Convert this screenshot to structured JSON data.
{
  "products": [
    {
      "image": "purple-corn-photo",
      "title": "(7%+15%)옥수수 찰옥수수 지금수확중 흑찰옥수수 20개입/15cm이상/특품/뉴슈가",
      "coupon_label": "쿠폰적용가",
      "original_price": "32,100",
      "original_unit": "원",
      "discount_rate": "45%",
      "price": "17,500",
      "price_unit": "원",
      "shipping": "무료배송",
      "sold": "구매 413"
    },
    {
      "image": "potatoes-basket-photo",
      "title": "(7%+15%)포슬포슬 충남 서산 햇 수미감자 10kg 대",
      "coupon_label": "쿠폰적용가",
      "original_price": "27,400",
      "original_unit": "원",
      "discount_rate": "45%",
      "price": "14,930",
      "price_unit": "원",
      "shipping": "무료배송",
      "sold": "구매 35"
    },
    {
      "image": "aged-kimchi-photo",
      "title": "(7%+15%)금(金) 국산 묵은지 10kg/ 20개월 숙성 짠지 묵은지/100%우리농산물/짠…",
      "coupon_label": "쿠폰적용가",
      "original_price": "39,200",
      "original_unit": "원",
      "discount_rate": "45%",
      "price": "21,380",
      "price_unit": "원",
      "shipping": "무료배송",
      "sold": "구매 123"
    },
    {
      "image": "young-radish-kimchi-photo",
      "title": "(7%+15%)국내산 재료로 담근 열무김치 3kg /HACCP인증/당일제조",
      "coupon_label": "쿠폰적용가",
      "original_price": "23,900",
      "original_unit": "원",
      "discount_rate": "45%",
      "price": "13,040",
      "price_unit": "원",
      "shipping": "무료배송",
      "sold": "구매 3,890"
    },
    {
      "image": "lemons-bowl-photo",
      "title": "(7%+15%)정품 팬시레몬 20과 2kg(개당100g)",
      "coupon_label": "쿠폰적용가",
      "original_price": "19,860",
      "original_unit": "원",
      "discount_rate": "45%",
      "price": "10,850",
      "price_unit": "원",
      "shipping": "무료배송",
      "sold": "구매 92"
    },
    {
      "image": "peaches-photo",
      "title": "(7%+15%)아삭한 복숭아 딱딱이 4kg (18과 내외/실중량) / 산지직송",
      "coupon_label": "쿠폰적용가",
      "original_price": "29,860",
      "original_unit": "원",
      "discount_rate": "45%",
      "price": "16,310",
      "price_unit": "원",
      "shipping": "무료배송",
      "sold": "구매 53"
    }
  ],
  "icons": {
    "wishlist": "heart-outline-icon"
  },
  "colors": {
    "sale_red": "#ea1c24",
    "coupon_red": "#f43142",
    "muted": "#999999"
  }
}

===

Work to do:
Extract the entries above verbatim.

Task solution:
Convert this screenshot to structured JSON data.
{
  "products": [
    {
      "image": "purple-corn-photo",
      "title": "(7%+15%)옥수수 찰옥수수 지금수확중 흑찰옥수수 20개입/15cm이상/특품/뉴슈가",
      "coupon_label": "쿠폰적용가",
      "original_price": "32,100",
      "original_unit": "원",
      "discount_rate": "45%",
      "price": "17,500",
      "price_unit": "원",
      "shipping": "무료배송",
      "sold": "구매 413"
    },
    {
      "image": "potatoes-basket-photo",
      "title": "(7%+15%)포슬포슬 충남 서산 햇 수미감자 10kg 대",
      "coupon_label": "쿠폰적용가",
      "original_price": "27,400",
      "original_unit": "원",
      "discount_rate": "45%",
      "price": "14,930",
      "price_unit": "원",
      "shipping": "무료배송",
      "sold": "구매 35"
    },
    {
      "image": "aged-kimchi-photo",
      "title": "(7%+15%)금(金) 국산 묵은지 10kg/ 20개월 숙성 짠지 묵은지/100%우리농산물/짠…",
      "coupon_label": "쿠폰적용가",
      "original_price": "39,200",
      "original_unit": "원",
      "discount_rate": "45%",
      "price": "21,380",
      "price_unit": "원",
      "shipping": "무료배송",
      "sold": "구매 123"
    },
    {
      "image": "young-radish-kimchi-photo",
      "title": "(7%+15%)국내산 재료로 담근 열무김치 3kg /HACCP인증/당일제조",
      "coupon_label": "쿠폰적용가",
      "original_price": "23,900",
      "original_unit": "원",
      "discount_rate": "45%",
      "price": "13,040",
      "price_unit": "원",
      "shipping": "무료배송",
      "sold": "구매 3,890"
    },
    {
      "image": "lemons-bowl-photo",
      "title": "(7%+15%)정품 팬시레몬 20과 2kg(개당100g)",
      "coupon_label": "쿠폰적용가",
      "original_price": "19,860",
      "original_unit": "원",
      "discount_rate": "45%",
      "price": "10,850",
      "price_unit": "원",
      "shipping": "무료배송",
      "sold": "구매 92"
    },
    {
      "image": "peaches-photo",
      "title": "(7%+15%)아삭한 복숭아 딱딱이 4kg (18과 내외/실중량) / 산지직송",
      "coupon_label": "쿠폰적용가",
      "original_price": "29,860",
      "original_unit": "원",
      "discount_rate": "45%",
      "price": "16,310",
      "price_unit": "원",
      "shipping": "무료배송",
      "sold": "구매 53"
    }
  ],
  "icons": {
    "wishlist": "heart-outline-icon"
  },
  "colors": {
    "sale_red": "#ea1c24",
    "coupon_red": "#f43142",
    "muted": "#999999"
  }
}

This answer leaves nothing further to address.